GIVEN TASK:
Where a line holds "allele", copy it.

(Stored items)
»»

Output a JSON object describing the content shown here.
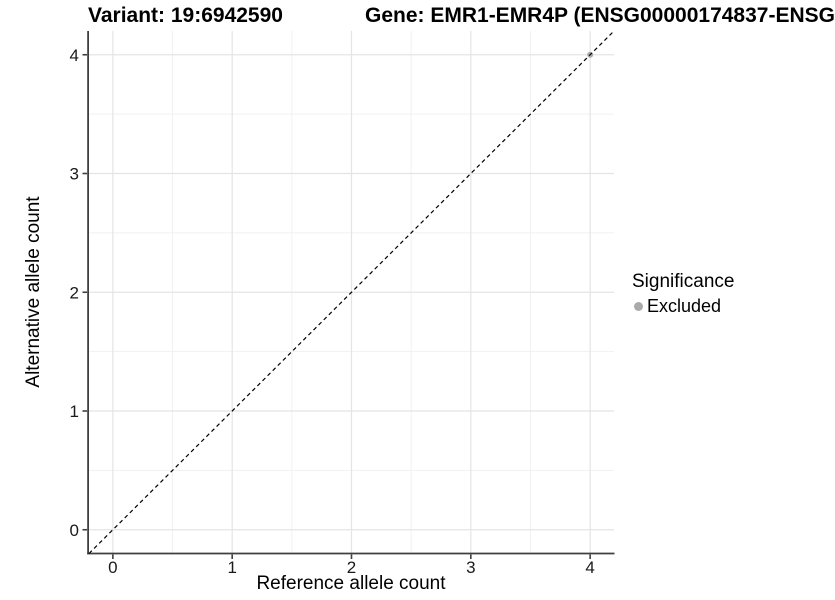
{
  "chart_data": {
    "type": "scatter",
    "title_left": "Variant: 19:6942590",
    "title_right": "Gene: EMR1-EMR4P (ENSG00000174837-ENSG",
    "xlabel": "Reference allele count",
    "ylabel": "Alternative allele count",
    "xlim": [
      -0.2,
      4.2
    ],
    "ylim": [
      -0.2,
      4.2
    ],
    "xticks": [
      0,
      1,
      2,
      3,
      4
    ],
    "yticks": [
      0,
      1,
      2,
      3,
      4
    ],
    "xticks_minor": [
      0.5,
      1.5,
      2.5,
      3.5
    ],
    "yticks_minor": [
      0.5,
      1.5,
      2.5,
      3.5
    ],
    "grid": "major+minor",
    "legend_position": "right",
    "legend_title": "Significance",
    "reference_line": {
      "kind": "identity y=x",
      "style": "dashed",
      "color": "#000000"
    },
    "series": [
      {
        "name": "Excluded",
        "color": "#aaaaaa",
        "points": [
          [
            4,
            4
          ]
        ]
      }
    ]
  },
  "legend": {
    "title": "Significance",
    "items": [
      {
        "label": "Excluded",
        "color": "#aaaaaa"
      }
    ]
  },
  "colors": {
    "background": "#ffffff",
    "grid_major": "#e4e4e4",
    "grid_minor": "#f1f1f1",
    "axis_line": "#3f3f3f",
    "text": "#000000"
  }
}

««

OUTPUT OF THE TASK:
    "xlabel": "Reference allele count",
    "ylabel": "Alternative allele count",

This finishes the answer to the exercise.